Do this: Reproduce the listing below character for character; drop every image.

___ Provided material ___

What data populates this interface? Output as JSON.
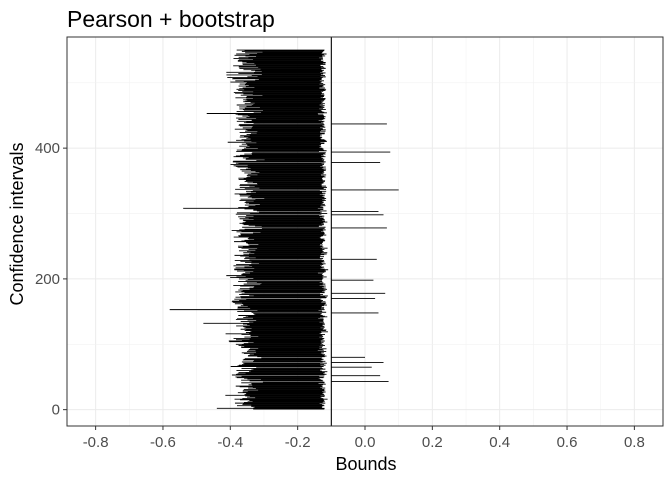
{
  "chart_data": {
    "type": "interval",
    "title": "Pearson + bootstrap",
    "xlabel": "Bounds",
    "ylabel": "Confidence intervals",
    "xlim": [
      -0.885,
      0.885
    ],
    "ylim": [
      -25,
      570
    ],
    "x_ticks": [
      -0.8,
      -0.6,
      -0.4,
      -0.2,
      0.0,
      0.2,
      0.4,
      0.6,
      0.8
    ],
    "x_tick_labels": [
      "-0.8",
      "-0.6",
      "-0.4",
      "-0.2",
      "0.0",
      "0.2",
      "0.4",
      "0.6",
      "0.8"
    ],
    "y_ticks": [
      0,
      200,
      400
    ],
    "y_tick_labels": [
      "0",
      "200",
      "400"
    ],
    "n_intervals": 550,
    "reference_line_x": -0.1,
    "interval_center_mean": -0.2,
    "lower_bound_typical_range": [
      -0.44,
      -0.28
    ],
    "upper_bound_typical_range": [
      -0.14,
      -0.1
    ],
    "highlighted_intervals": [
      {
        "y": 43,
        "lower": -0.1,
        "upper": 0.07
      },
      {
        "y": 52,
        "lower": -0.1,
        "upper": 0.045
      },
      {
        "y": 65,
        "lower": -0.1,
        "upper": 0.02
      },
      {
        "y": 72,
        "lower": -0.1,
        "upper": 0.055
      },
      {
        "y": 80,
        "lower": -0.1,
        "upper": 0.0
      },
      {
        "y": 148,
        "lower": -0.1,
        "upper": 0.04
      },
      {
        "y": 170,
        "lower": -0.1,
        "upper": 0.03
      },
      {
        "y": 178,
        "lower": -0.1,
        "upper": 0.06
      },
      {
        "y": 198,
        "lower": -0.1,
        "upper": 0.025
      },
      {
        "y": 230,
        "lower": -0.1,
        "upper": 0.035
      },
      {
        "y": 278,
        "lower": -0.1,
        "upper": 0.065
      },
      {
        "y": 298,
        "lower": -0.1,
        "upper": 0.055
      },
      {
        "y": 303,
        "lower": -0.1,
        "upper": 0.04
      },
      {
        "y": 336,
        "lower": -0.1,
        "upper": 0.1
      },
      {
        "y": 378,
        "lower": -0.1,
        "upper": 0.045
      },
      {
        "y": 394,
        "lower": -0.1,
        "upper": 0.075
      },
      {
        "y": 437,
        "lower": -0.1,
        "upper": 0.065
      }
    ],
    "wide_intervals": [
      {
        "y": 153,
        "lower": -0.58,
        "upper": -0.12
      },
      {
        "y": 132,
        "lower": -0.48,
        "upper": -0.12
      },
      {
        "y": 308,
        "lower": -0.54,
        "upper": -0.14
      },
      {
        "y": 453,
        "lower": -0.47,
        "upper": -0.14
      },
      {
        "y": 2,
        "lower": -0.44,
        "upper": -0.12
      }
    ],
    "grid": true
  }
}
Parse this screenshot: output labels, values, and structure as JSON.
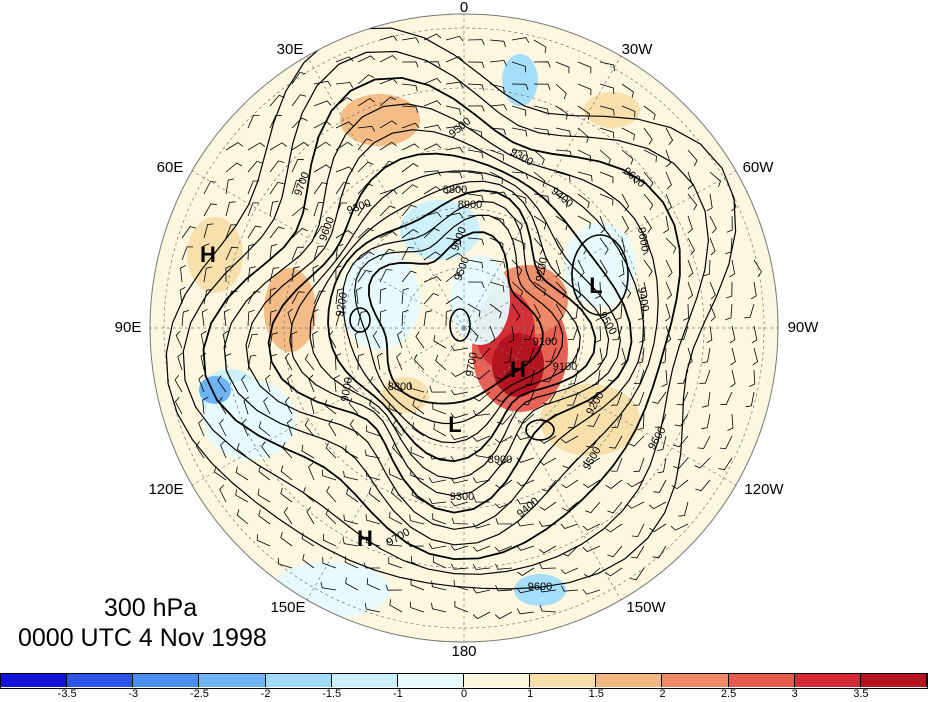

___

Response:
What data populates this interface? Output as JSON.
{
  "chart_data": {
    "type": "interval",
    "title": "Pearson + bootstrap",
    "xlabel": "Bounds",
    "ylabel": "Confidence intervals",
    "xlim": [
      -0.885,
      0.885
    ],
    "ylim": [
      -25,
      570
    ],
    "x_ticks": [
      -0.8,
      -0.6,
      -0.4,
      -0.2,
      0.0,
      0.2,
      0.4,
      0.6,
      0.8
    ],
    "x_tick_labels": [
      "-0.8",
      "-0.6",
      "-0.4",
      "-0.2",
      "0.0",
      "0.2",
      "0.4",
      "0.6",
      "0.8"
    ],
    "y_ticks": [
      0,
      200,
      400
    ],
    "y_tick_labels": [
      "0",
      "200",
      "400"
    ],
    "n_intervals": 550,
    "reference_line_x": -0.1,
    "interval_center_mean": -0.2,
    "lower_bound_typical_range": [
      -0.44,
      -0.28
    ],
    "upper_bound_typical_range": [
      -0.14,
      -0.1
    ],
    "highlighted_intervals": [
      {
        "y": 43,
        "lower": -0.1,
        "upper": 0.07
      },
      {
        "y": 52,
        "lower": -0.1,
        "upper": 0.045
      },
      {
        "y": 65,
        "lower": -0.1,
        "upper": 0.02
      },
      {
        "y": 72,
        "lower": -0.1,
        "upper": 0.055
      },
      {
        "y": 80,
        "lower": -0.1,
        "upper": 0.0
      },
      {
        "y": 148,
        "lower": -0.1,
        "upper": 0.04
      },
      {
        "y": 170,
        "lower": -0.1,
        "upper": 0.03
      },
      {
        "y": 178,
        "lower": -0.1,
        "upper": 0.06
      },
      {
        "y": 198,
        "lower": -0.1,
        "upper": 0.025
      },
      {
        "y": 230,
        "lower": -0.1,
        "upper": 0.035
      },
      {
        "y": 278,
        "lower": -0.1,
        "upper": 0.065
      },
      {
        "y": 298,
        "lower": -0.1,
        "upper": 0.055
      },
      {
        "y": 303,
        "lower": -0.1,
        "upper": 0.04
      },
      {
        "y": 336,
        "lower": -0.1,
        "upper": 0.1
      },
      {
        "y": 378,
        "lower": -0.1,
        "upper": 0.045
      },
      {
        "y": 394,
        "lower": -0.1,
        "upper": 0.075
      },
      {
        "y": 437,
        "lower": -0.1,
        "upper": 0.065
      }
    ],
    "wide_intervals": [
      {
        "y": 153,
        "lower": -0.58,
        "upper": -0.12
      },
      {
        "y": 132,
        "lower": -0.48,
        "upper": -0.12
      },
      {
        "y": 308,
        "lower": -0.54,
        "upper": -0.14
      },
      {
        "y": 453,
        "lower": -0.47,
        "upper": -0.14
      },
      {
        "y": 2,
        "lower": -0.44,
        "upper": -0.12
      }
    ],
    "grid": true
  }
}
Parse this screenshot: output labels, values, and structure as JSON.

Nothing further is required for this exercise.